*TO BE DONE*
Lines that include the word "this" are the ones to copy.

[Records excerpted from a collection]
++++

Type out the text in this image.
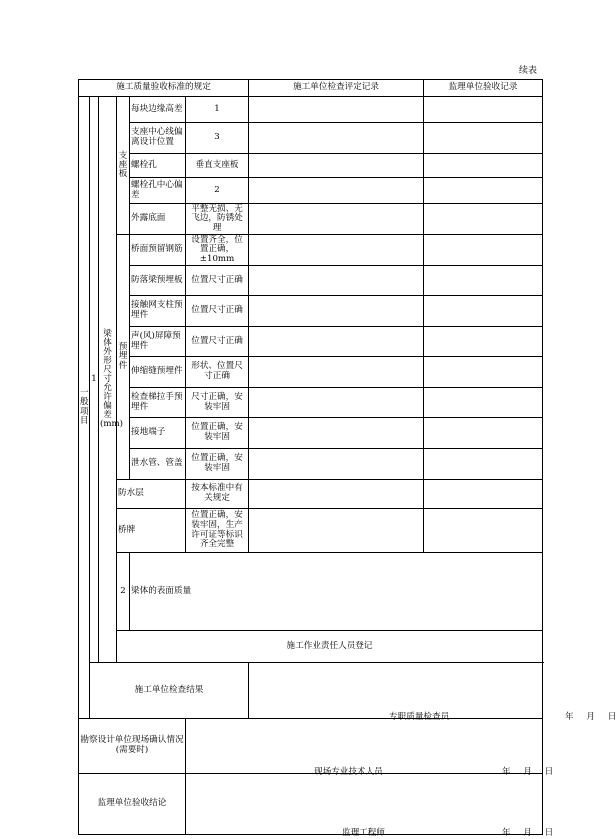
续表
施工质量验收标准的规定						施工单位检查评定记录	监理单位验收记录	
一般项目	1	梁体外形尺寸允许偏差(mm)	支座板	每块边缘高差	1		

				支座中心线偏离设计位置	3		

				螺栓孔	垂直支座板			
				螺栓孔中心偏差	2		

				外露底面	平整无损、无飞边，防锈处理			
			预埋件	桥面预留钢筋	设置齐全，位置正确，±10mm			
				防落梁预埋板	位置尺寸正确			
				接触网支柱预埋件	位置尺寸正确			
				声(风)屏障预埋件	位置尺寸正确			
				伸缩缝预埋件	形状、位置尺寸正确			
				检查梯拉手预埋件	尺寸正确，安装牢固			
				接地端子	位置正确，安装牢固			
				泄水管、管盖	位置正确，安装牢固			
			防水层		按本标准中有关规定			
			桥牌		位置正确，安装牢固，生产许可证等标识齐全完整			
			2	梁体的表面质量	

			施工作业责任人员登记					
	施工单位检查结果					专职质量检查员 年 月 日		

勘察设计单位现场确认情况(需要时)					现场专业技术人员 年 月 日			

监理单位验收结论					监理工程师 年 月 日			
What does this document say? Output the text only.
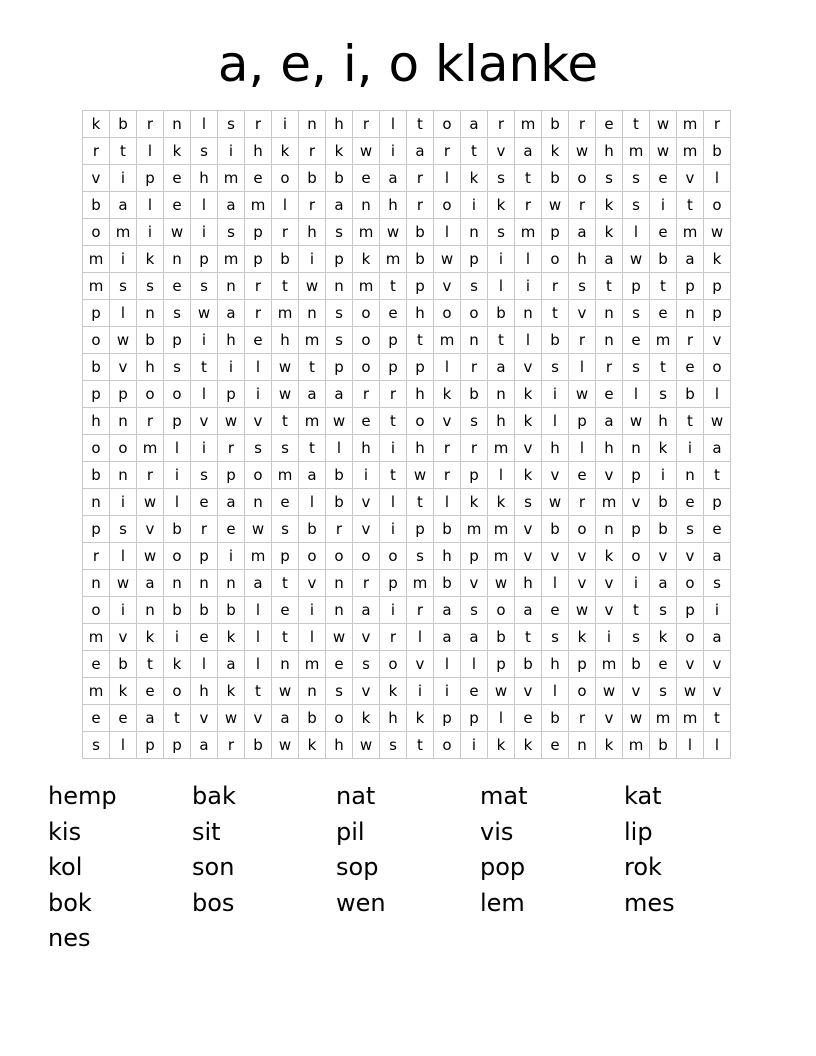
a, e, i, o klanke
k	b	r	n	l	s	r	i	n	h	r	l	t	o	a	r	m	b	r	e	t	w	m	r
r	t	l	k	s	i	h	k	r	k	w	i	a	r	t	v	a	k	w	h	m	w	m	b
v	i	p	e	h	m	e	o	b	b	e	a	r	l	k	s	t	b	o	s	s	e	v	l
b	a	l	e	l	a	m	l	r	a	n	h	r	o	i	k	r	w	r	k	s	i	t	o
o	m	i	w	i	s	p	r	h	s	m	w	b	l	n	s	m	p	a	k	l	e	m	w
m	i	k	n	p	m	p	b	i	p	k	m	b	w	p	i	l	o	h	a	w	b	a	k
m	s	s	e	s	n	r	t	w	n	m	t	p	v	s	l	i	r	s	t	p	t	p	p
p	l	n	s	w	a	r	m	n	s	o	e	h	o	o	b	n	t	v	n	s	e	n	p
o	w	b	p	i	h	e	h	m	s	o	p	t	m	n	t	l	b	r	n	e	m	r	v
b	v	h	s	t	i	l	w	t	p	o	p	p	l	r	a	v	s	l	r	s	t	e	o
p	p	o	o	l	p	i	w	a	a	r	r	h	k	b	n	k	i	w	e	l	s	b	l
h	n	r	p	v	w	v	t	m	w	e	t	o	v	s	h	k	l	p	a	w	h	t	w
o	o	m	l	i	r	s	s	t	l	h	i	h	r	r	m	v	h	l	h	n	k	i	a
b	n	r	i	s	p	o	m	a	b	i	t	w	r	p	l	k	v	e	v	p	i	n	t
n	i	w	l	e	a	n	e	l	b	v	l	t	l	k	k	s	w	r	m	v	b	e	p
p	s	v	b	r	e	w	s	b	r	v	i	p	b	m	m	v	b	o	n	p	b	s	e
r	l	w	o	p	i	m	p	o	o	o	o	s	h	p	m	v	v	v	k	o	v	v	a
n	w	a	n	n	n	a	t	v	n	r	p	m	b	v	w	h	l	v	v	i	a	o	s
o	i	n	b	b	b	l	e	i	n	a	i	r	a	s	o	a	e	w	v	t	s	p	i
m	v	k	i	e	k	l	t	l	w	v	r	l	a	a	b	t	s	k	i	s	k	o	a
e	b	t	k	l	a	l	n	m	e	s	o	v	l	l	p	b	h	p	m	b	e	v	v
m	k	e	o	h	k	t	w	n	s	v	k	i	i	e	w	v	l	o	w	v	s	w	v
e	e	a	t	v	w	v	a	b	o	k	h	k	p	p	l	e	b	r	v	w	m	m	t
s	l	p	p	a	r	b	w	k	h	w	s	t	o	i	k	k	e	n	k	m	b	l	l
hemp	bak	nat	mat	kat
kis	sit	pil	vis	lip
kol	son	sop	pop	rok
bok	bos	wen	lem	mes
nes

++++

*THE COMPLETED TASK*
Type out the text in this image.
What does this document say? Output the text only.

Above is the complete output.